From the entries below, gather each line containing the word "title".

Extracted records
++++++++++

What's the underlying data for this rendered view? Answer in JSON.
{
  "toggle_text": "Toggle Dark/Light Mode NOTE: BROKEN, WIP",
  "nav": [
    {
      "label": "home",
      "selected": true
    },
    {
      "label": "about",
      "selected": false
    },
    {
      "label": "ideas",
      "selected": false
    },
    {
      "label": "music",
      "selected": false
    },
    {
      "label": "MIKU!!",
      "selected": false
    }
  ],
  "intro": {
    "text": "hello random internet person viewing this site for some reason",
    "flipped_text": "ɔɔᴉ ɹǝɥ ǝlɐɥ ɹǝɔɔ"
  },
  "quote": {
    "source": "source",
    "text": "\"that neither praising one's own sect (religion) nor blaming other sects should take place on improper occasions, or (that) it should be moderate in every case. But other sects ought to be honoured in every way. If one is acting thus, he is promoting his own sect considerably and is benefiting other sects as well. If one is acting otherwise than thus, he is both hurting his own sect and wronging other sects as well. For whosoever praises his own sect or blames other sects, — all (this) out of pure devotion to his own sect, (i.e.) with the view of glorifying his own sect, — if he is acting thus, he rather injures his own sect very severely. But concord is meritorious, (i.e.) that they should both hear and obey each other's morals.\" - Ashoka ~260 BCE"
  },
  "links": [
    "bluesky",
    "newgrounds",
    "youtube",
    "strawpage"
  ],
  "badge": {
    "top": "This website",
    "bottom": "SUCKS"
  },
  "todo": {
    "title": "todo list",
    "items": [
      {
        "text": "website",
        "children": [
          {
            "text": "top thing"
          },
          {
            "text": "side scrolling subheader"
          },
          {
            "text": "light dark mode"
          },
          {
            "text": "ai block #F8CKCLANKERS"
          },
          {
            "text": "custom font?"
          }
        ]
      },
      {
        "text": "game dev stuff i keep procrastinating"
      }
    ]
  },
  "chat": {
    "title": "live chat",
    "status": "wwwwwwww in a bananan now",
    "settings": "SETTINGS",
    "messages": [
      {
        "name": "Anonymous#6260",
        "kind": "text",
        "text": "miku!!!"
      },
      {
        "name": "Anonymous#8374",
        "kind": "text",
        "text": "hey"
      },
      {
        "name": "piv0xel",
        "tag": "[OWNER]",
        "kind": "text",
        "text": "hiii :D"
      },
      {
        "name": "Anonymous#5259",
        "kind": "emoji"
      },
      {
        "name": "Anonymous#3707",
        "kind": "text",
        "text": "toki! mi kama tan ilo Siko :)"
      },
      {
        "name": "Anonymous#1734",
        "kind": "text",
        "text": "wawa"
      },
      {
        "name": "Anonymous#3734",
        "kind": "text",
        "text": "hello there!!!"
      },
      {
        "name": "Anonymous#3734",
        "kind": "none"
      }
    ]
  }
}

++++++++++

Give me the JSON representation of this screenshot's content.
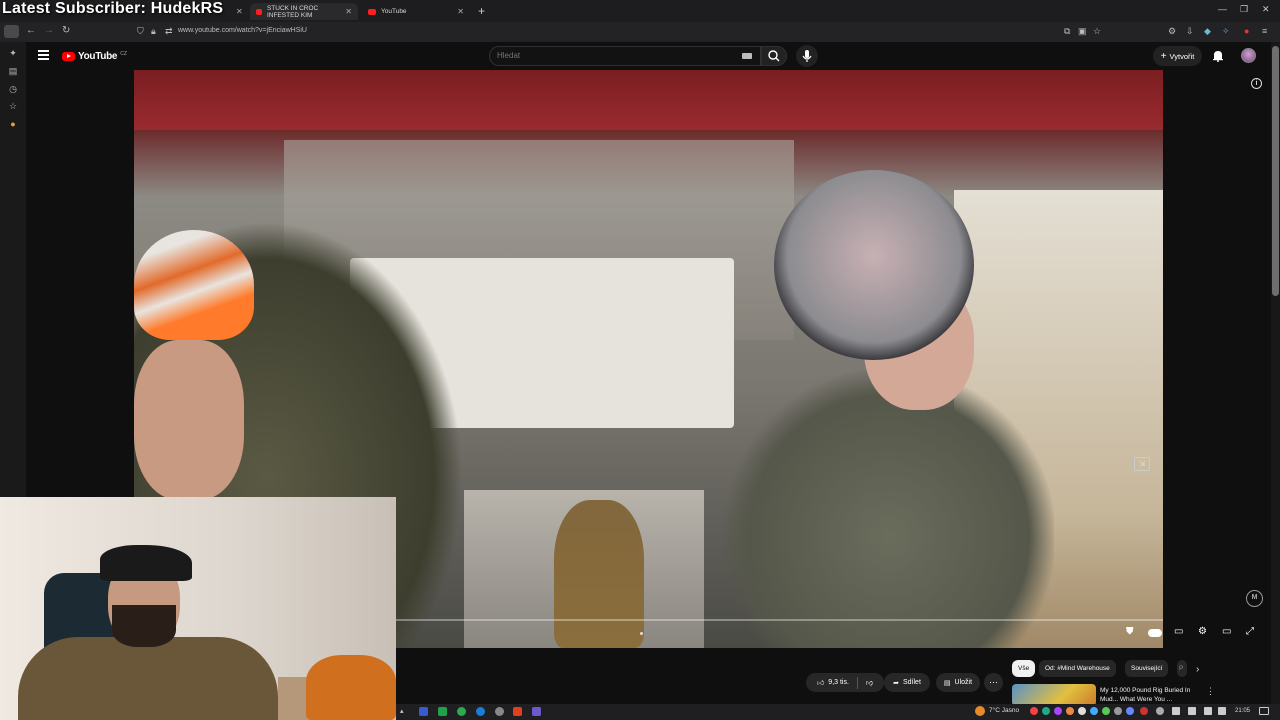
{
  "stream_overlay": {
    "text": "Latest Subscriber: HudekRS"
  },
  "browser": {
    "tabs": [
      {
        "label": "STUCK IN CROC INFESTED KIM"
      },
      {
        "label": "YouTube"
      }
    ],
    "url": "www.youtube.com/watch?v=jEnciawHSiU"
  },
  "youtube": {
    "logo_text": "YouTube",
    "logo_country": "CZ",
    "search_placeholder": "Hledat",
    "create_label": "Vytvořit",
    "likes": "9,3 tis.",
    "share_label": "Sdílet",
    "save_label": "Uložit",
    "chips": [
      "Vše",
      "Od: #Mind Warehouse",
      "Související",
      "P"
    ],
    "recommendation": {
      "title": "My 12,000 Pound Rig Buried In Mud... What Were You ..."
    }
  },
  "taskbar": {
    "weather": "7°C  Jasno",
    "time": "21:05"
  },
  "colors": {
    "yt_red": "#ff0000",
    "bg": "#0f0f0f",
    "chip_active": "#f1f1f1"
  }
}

++++++++++

Complete output:
    "title": "todo list",
    "title": "live chat",
      "title": "My 12,000 Pound Rig Buried In Mud... What Were You ..."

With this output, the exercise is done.